→ **Task statement**
Your task is to transcribe all of the data below exactly, omitting the images.

— Begin —

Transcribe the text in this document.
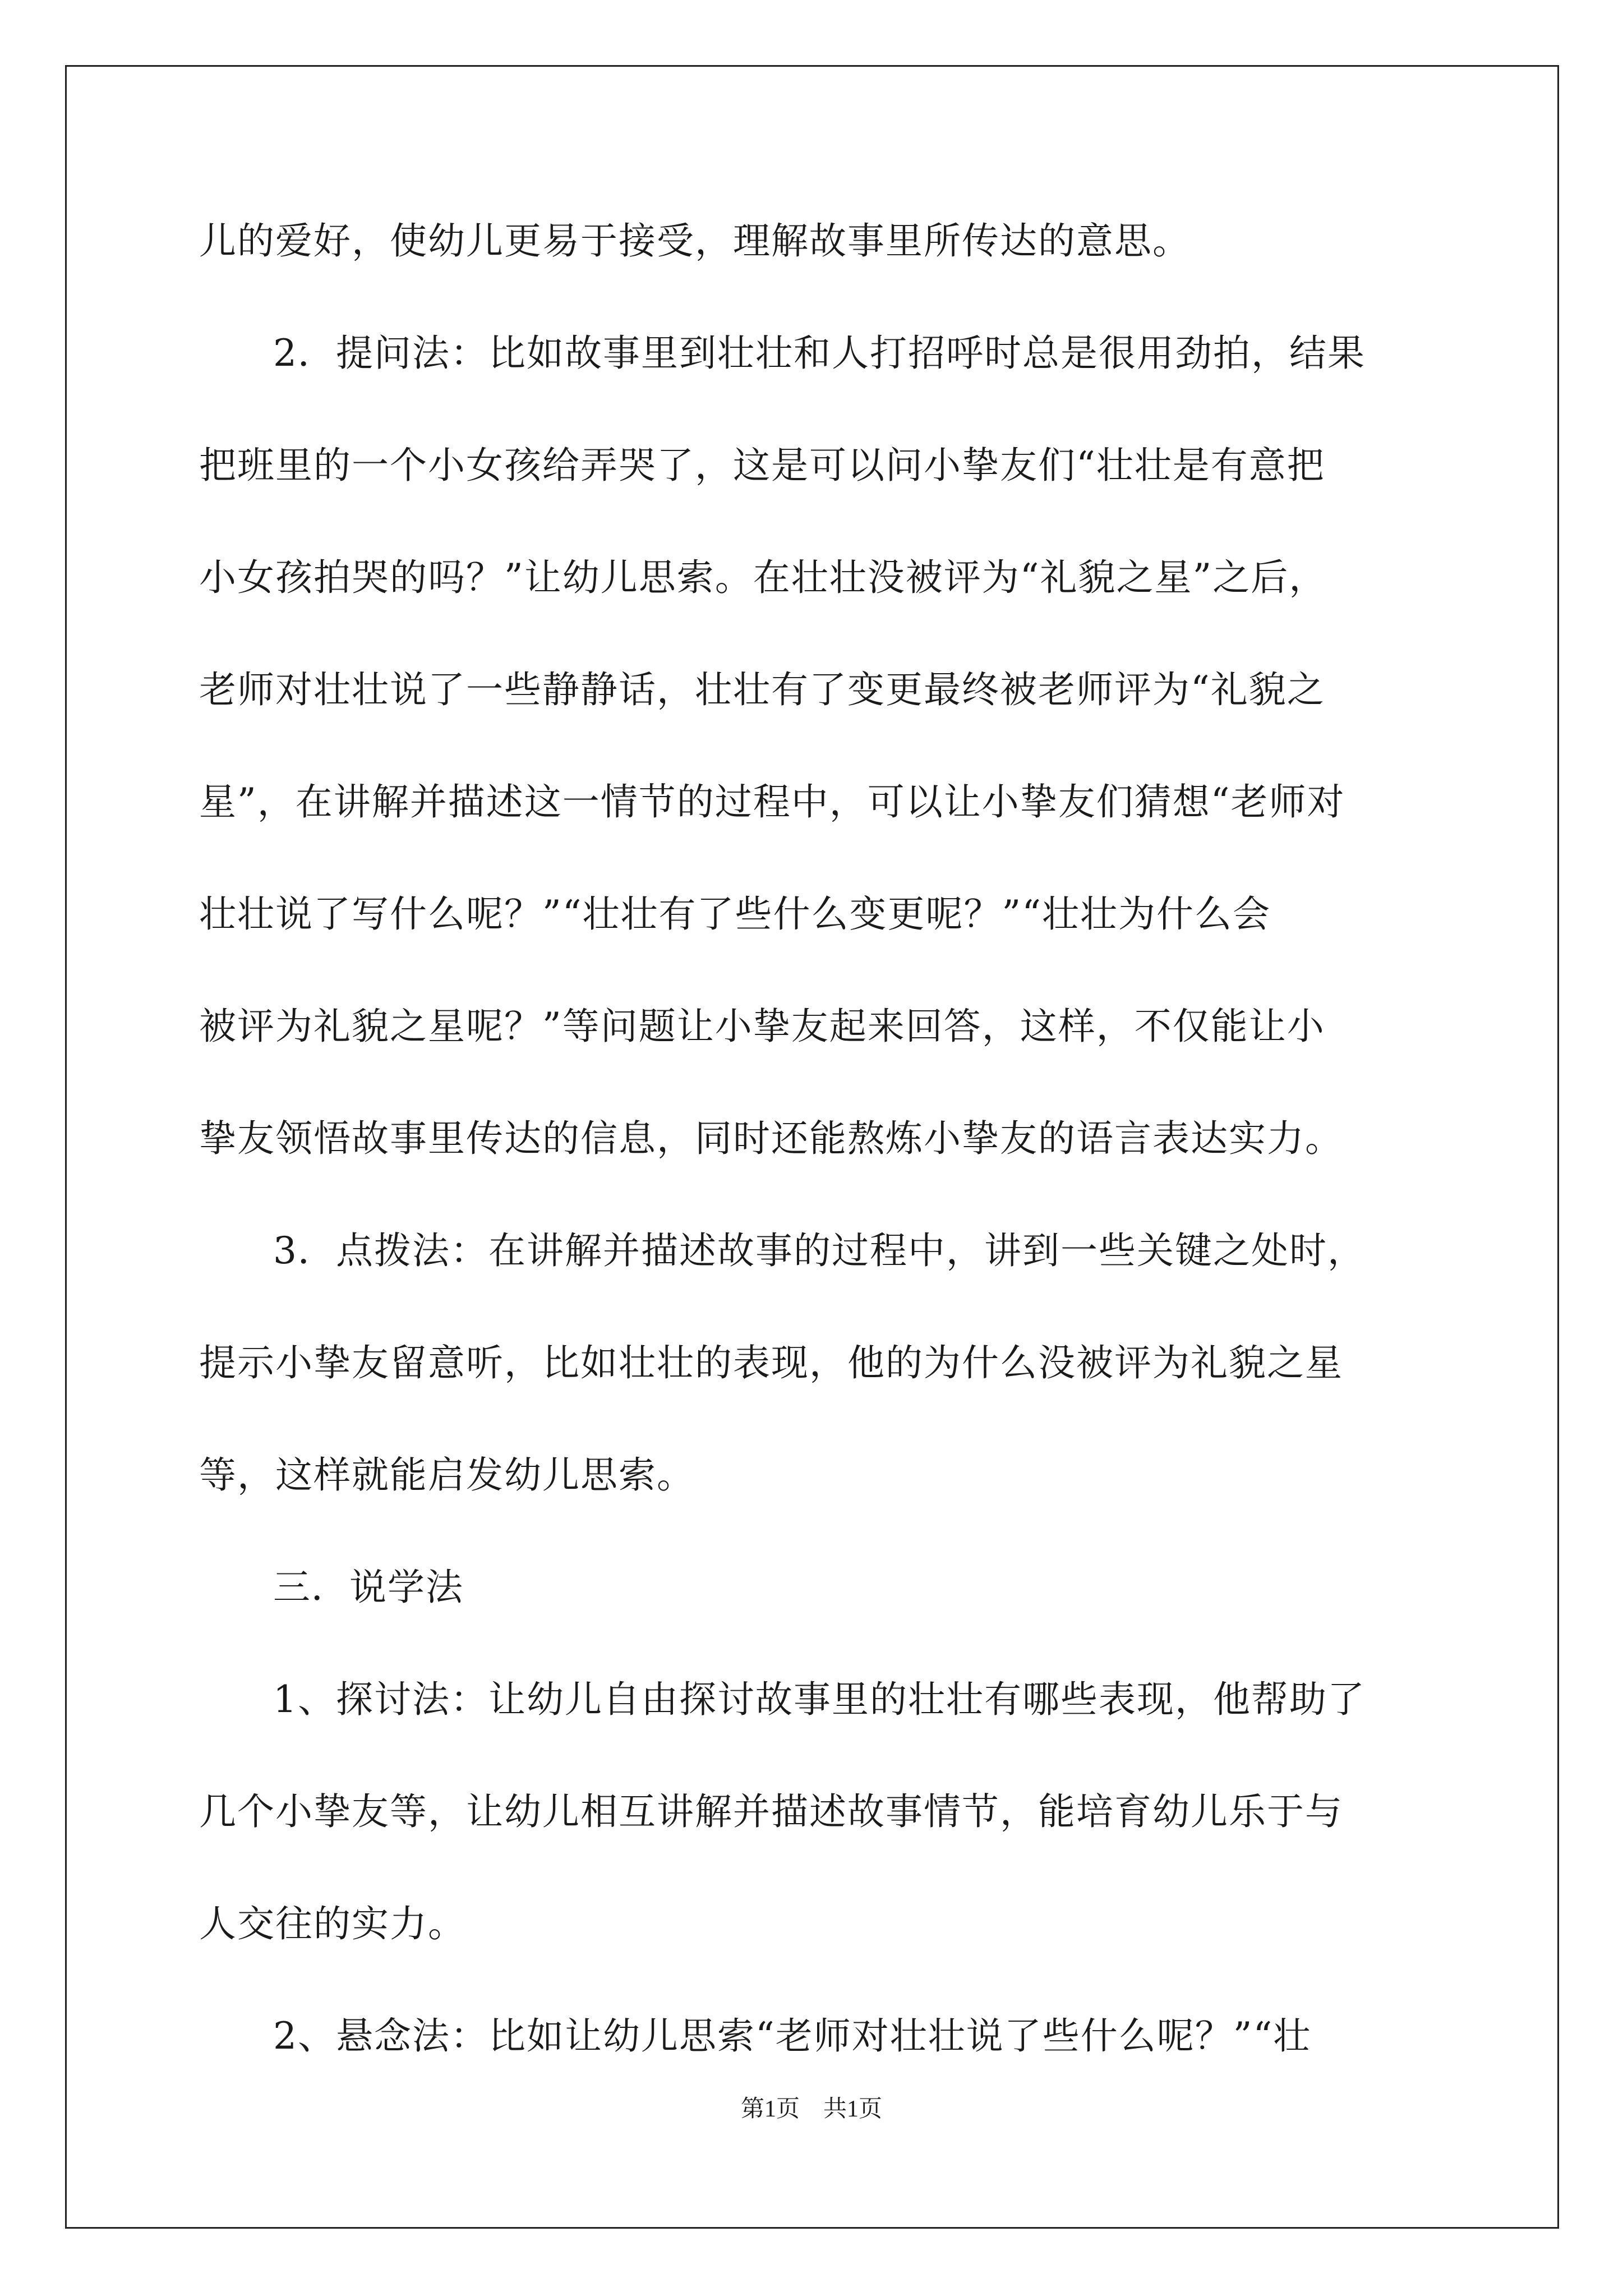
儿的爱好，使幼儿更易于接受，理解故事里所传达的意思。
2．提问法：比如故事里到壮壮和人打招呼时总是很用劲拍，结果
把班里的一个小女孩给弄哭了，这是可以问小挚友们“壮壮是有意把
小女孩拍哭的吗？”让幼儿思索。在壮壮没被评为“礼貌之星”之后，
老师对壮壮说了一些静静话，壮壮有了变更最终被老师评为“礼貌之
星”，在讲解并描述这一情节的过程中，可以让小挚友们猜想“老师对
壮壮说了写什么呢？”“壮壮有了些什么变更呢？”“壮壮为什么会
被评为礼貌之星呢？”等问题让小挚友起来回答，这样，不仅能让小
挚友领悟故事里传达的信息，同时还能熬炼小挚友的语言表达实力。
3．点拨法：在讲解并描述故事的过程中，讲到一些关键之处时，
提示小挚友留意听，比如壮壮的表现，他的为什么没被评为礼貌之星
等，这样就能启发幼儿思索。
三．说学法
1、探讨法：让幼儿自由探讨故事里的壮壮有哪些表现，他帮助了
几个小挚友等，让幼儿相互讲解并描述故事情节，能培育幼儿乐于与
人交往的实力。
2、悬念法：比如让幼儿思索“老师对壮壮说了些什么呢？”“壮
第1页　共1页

— End —

→ **Solution to this task**
Transcribe the text in this document.
儿的爱好，使幼儿更易于接受，理解故事里所传达的意思。
2．提问法：比如故事里到壮壮和人打招呼时总是很用劲拍，结果
把班里的一个小女孩给弄哭了，这是可以问小挚友们“壮壮是有意把
小女孩拍哭的吗？”让幼儿思索。在壮壮没被评为“礼貌之星”之后，
老师对壮壮说了一些静静话，壮壮有了变更最终被老师评为“礼貌之
星”，在讲解并描述这一情节的过程中，可以让小挚友们猜想“老师对
壮壮说了写什么呢？”“壮壮有了些什么变更呢？”“壮壮为什么会
被评为礼貌之星呢？”等问题让小挚友起来回答，这样，不仅能让小
挚友领悟故事里传达的信息，同时还能熬炼小挚友的语言表达实力。
3．点拨法：在讲解并描述故事的过程中，讲到一些关键之处时，
提示小挚友留意听，比如壮壮的表现，他的为什么没被评为礼貌之星
等，这样就能启发幼儿思索。
三．说学法
1、探讨法：让幼儿自由探讨故事里的壮壮有哪些表现，他帮助了
几个小挚友等，让幼儿相互讲解并描述故事情节，能培育幼儿乐于与
人交往的实力。
2、悬念法：比如让幼儿思索“老师对壮壮说了些什么呢？”“壮
第1页　共1页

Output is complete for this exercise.